:: Record extracts
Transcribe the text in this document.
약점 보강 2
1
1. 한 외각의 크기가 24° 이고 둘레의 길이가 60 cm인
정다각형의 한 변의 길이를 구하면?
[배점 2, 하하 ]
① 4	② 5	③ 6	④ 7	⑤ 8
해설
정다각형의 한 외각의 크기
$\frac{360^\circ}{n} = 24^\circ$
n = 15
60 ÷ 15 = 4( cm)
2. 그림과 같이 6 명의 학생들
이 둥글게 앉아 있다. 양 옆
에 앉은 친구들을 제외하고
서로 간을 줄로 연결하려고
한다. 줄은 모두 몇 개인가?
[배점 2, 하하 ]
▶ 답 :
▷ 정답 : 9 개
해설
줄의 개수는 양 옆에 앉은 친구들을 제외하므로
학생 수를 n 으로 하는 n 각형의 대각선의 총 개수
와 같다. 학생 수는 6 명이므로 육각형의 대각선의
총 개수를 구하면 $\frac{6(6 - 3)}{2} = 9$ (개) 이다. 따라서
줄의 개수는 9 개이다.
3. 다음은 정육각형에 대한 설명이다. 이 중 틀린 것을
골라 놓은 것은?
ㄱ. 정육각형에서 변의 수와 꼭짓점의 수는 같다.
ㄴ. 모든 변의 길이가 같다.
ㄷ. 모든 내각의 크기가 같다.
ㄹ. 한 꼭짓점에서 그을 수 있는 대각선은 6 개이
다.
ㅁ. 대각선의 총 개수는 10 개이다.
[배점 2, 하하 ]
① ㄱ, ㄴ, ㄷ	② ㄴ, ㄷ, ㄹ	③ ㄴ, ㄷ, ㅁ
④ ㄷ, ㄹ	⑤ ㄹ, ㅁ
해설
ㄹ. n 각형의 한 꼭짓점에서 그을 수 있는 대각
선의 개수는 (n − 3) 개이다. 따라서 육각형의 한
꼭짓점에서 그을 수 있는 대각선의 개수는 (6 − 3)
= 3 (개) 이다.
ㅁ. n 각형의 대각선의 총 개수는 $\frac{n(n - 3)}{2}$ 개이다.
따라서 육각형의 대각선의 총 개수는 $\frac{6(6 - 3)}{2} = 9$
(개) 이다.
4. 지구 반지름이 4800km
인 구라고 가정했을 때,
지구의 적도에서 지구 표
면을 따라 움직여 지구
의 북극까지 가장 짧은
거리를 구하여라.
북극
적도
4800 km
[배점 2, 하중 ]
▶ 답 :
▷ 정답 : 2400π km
::::
Exercise requirements:
Provide all the records again, word for word.

Expected answer:
Transcribe the text in this document.
약점 보강 2
1
1. 한 외각의 크기가 24° 이고 둘레의 길이가 60 cm인
정다각형의 한 변의 길이를 구하면?
[배점 2, 하하 ]
① 4	② 5	③ 6	④ 7	⑤ 8
해설
정다각형의 한 외각의 크기
$\frac{360^\circ}{n} = 24^\circ$
n = 15
60 ÷ 15 = 4( cm)
2. 그림과 같이 6 명의 학생들
이 둥글게 앉아 있다. 양 옆
에 앉은 친구들을 제외하고
서로 간을 줄로 연결하려고
한다. 줄은 모두 몇 개인가?
[배점 2, 하하 ]
▶ 답 :
▷ 정답 : 9 개
해설
줄의 개수는 양 옆에 앉은 친구들을 제외하므로
학생 수를 n 으로 하는 n 각형의 대각선의 총 개수
와 같다. 학생 수는 6 명이므로 육각형의 대각선의
총 개수를 구하면 $\frac{6(6 - 3)}{2} = 9$ (개) 이다. 따라서
줄의 개수는 9 개이다.
3. 다음은 정육각형에 대한 설명이다. 이 중 틀린 것을
골라 놓은 것은?
ㄱ. 정육각형에서 변의 수와 꼭짓점의 수는 같다.
ㄴ. 모든 변의 길이가 같다.
ㄷ. 모든 내각의 크기가 같다.
ㄹ. 한 꼭짓점에서 그을 수 있는 대각선은 6 개이
다.
ㅁ. 대각선의 총 개수는 10 개이다.
[배점 2, 하하 ]
① ㄱ, ㄴ, ㄷ	② ㄴ, ㄷ, ㄹ	③ ㄴ, ㄷ, ㅁ
④ ㄷ, ㄹ	⑤ ㄹ, ㅁ
해설
ㄹ. n 각형의 한 꼭짓점에서 그을 수 있는 대각
선의 개수는 (n − 3) 개이다. 따라서 육각형의 한
꼭짓점에서 그을 수 있는 대각선의 개수는 (6 − 3)
= 3 (개) 이다.
ㅁ. n 각형의 대각선의 총 개수는 $\frac{n(n - 3)}{2}$ 개이다.
따라서 육각형의 대각선의 총 개수는 $\frac{6(6 - 3)}{2} = 9$
(개) 이다.
4. 지구 반지름이 4800km
인 구라고 가정했을 때,
지구의 적도에서 지구 표
면을 따라 움직여 지구
의 북극까지 가장 짧은
거리를 구하여라.
북극
적도
4800 km
[배점 2, 하중 ]
▶ 답 :
▷ 정답 : 2400π km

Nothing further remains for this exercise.